• _WHAT YOU SHOULD DO_:
Out of the lines in this data, how many include "Penyelenggaraan"? Give the number and nothing else.

....

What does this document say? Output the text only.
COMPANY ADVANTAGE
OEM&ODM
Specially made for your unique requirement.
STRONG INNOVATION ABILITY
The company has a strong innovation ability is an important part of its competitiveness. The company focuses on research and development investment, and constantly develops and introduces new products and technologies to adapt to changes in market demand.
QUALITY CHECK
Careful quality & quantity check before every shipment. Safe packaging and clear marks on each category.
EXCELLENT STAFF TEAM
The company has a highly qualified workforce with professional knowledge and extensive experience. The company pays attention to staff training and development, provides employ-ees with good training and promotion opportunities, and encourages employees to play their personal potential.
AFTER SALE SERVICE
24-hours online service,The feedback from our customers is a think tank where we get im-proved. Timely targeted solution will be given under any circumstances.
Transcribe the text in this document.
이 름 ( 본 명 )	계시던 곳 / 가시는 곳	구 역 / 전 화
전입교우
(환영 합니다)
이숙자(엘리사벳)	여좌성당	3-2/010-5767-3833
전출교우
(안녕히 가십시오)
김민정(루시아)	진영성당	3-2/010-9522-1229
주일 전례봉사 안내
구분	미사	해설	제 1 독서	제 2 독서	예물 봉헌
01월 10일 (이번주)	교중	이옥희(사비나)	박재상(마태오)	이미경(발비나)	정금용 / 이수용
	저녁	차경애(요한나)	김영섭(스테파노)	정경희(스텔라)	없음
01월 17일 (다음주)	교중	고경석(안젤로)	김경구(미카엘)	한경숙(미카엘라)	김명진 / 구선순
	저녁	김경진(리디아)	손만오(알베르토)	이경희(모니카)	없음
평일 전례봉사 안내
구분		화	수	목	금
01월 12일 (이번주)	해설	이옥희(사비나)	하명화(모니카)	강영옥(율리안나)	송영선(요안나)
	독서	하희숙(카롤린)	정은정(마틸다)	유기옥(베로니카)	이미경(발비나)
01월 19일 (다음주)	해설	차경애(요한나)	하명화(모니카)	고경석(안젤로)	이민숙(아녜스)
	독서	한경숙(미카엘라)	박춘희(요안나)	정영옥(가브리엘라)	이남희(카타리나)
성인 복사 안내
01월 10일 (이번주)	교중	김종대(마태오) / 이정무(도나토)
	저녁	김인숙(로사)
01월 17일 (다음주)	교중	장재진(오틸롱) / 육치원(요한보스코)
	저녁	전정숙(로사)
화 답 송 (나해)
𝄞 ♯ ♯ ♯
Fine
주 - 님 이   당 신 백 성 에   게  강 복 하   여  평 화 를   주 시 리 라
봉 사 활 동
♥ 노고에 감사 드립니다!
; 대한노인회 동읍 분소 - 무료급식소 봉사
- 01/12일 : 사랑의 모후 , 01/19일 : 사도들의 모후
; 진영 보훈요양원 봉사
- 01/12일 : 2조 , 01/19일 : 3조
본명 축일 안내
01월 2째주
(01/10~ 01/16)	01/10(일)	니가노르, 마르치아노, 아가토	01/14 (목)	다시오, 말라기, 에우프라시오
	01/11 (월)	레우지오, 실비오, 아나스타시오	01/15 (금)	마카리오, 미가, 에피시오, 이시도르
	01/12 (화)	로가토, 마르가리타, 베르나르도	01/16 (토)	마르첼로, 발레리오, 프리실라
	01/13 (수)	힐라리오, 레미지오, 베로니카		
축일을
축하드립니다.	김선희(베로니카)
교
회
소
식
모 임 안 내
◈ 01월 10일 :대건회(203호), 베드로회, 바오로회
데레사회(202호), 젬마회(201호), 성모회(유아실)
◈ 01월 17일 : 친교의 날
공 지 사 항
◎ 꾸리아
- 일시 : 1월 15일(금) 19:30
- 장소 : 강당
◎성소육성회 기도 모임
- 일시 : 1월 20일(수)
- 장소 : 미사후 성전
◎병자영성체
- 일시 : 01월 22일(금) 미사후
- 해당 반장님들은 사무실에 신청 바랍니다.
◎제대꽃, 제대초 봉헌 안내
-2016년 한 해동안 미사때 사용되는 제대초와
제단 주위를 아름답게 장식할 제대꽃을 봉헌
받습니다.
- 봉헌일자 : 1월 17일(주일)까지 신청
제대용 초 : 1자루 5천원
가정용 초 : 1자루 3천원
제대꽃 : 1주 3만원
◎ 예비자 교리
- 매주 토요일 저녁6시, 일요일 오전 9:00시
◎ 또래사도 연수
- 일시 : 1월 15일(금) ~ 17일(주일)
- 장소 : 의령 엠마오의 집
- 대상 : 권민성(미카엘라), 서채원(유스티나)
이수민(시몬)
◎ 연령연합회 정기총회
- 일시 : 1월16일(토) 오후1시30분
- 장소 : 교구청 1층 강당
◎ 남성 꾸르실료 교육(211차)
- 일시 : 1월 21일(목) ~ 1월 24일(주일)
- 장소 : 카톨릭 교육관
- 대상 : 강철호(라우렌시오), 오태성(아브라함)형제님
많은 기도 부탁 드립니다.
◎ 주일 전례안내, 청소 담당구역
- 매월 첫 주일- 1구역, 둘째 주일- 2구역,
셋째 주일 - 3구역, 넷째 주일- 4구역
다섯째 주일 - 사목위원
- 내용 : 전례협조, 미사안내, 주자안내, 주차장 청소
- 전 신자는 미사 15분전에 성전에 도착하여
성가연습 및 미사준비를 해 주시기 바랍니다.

....

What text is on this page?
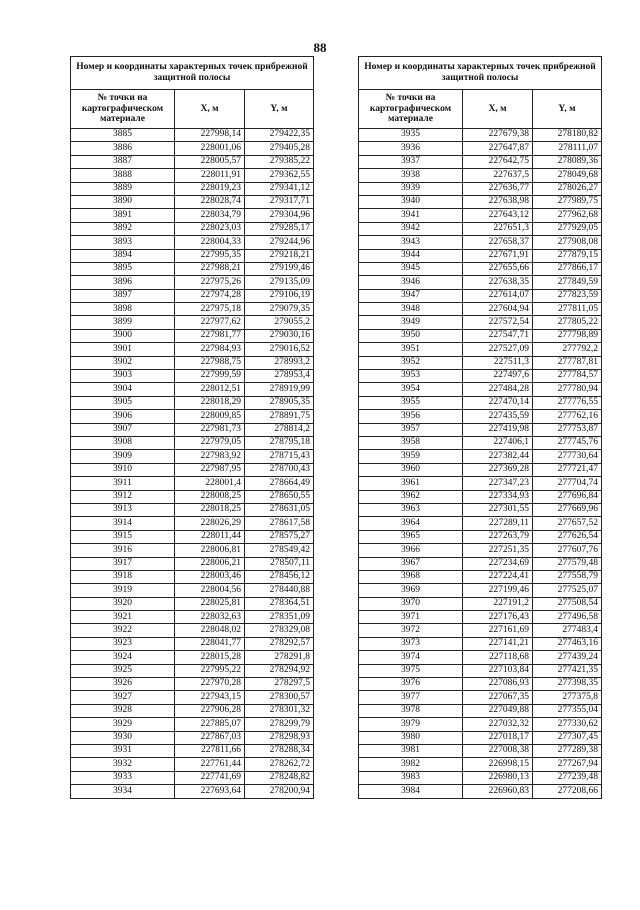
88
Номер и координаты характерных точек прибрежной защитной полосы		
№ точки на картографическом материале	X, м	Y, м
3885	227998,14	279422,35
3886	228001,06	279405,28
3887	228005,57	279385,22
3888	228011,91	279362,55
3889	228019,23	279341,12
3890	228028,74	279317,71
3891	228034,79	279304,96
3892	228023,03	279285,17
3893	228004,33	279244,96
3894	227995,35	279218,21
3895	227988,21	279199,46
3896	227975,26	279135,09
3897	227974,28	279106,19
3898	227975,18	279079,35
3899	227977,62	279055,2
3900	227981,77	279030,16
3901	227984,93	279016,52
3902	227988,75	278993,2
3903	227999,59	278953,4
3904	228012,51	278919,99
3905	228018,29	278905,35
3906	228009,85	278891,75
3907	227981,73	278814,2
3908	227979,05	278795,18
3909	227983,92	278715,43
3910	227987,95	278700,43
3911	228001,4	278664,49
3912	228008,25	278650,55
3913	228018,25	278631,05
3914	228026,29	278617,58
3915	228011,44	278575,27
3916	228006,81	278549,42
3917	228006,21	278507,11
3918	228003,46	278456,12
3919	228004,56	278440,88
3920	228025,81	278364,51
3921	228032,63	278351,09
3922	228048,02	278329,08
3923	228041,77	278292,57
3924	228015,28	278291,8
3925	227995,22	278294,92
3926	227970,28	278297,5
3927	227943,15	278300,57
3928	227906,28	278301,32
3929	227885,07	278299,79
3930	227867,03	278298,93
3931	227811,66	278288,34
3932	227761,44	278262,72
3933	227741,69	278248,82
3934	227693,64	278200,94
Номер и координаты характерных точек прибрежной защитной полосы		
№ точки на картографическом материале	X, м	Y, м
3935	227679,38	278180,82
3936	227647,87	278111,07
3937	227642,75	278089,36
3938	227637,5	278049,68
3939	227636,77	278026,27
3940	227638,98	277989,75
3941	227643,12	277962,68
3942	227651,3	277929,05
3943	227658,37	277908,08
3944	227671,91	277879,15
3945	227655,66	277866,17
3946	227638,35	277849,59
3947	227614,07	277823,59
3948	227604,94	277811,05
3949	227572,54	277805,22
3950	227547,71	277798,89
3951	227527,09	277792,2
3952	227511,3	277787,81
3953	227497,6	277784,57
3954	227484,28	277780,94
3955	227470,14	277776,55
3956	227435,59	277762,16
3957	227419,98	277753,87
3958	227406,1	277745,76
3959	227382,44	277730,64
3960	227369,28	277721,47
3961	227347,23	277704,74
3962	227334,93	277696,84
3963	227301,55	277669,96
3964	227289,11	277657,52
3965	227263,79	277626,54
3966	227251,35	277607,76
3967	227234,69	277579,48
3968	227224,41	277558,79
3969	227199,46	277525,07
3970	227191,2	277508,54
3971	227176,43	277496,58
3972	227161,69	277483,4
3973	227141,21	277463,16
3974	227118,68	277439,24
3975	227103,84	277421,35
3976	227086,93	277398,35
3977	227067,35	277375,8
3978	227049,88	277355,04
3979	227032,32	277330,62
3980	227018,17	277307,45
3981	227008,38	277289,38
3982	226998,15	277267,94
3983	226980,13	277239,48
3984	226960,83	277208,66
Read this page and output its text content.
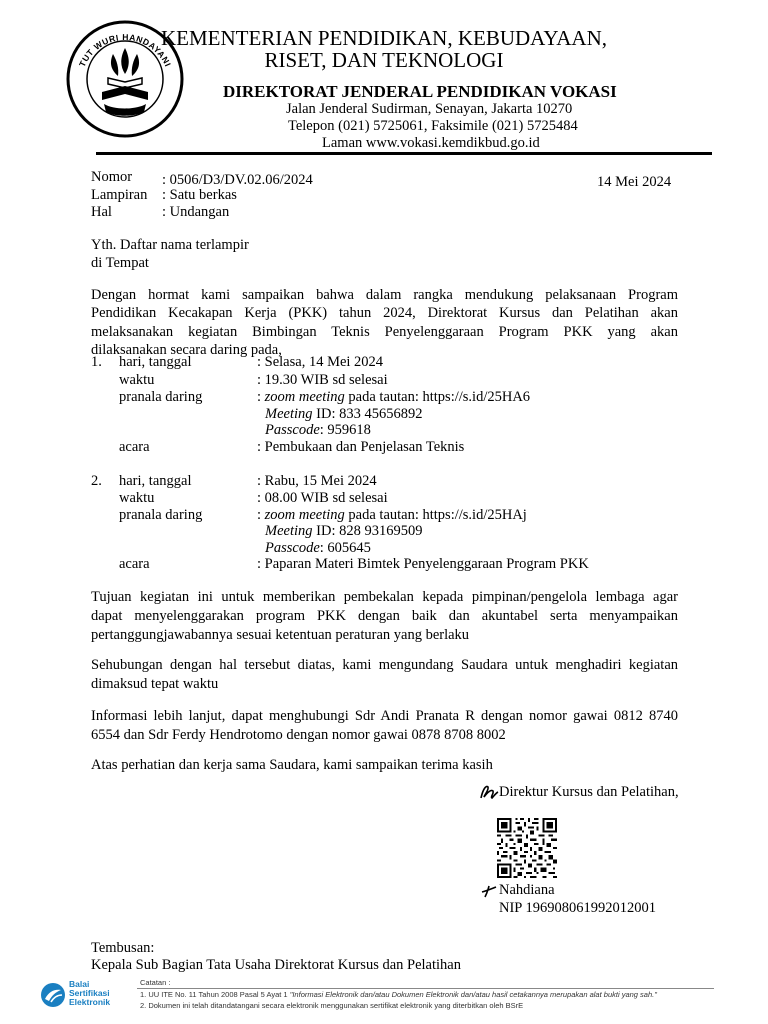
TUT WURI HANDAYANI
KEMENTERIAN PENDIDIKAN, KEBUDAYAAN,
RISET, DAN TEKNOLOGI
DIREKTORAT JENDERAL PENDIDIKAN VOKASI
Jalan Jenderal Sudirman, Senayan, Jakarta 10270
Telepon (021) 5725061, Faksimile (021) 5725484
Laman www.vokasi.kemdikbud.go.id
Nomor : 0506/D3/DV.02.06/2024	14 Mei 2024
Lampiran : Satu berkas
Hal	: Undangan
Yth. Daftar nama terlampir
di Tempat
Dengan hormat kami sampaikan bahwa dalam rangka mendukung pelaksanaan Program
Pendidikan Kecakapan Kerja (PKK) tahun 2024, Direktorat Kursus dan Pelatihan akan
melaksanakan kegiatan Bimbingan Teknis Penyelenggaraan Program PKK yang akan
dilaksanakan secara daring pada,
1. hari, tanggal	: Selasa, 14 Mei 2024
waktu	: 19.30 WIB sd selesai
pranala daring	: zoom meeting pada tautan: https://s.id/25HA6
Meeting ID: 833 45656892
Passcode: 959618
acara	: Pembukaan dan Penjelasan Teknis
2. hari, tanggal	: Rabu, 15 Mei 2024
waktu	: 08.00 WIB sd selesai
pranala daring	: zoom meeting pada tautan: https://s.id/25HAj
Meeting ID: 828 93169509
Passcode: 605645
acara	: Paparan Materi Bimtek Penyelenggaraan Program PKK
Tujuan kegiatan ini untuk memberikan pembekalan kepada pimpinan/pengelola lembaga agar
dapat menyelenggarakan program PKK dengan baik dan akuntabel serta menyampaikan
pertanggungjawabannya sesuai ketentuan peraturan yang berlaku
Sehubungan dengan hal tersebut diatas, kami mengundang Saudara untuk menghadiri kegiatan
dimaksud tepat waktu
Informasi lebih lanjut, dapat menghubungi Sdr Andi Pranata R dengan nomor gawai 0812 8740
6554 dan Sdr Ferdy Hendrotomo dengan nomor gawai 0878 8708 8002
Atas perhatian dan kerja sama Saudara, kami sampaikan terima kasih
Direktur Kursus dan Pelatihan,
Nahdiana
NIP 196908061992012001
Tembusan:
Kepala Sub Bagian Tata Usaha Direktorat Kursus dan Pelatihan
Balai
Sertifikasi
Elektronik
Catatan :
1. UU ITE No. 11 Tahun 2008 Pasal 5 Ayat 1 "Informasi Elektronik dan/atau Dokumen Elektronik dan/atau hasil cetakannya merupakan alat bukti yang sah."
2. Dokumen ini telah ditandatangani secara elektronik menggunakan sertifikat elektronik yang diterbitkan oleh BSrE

....

• _EXERCISE RESPONSE_:
2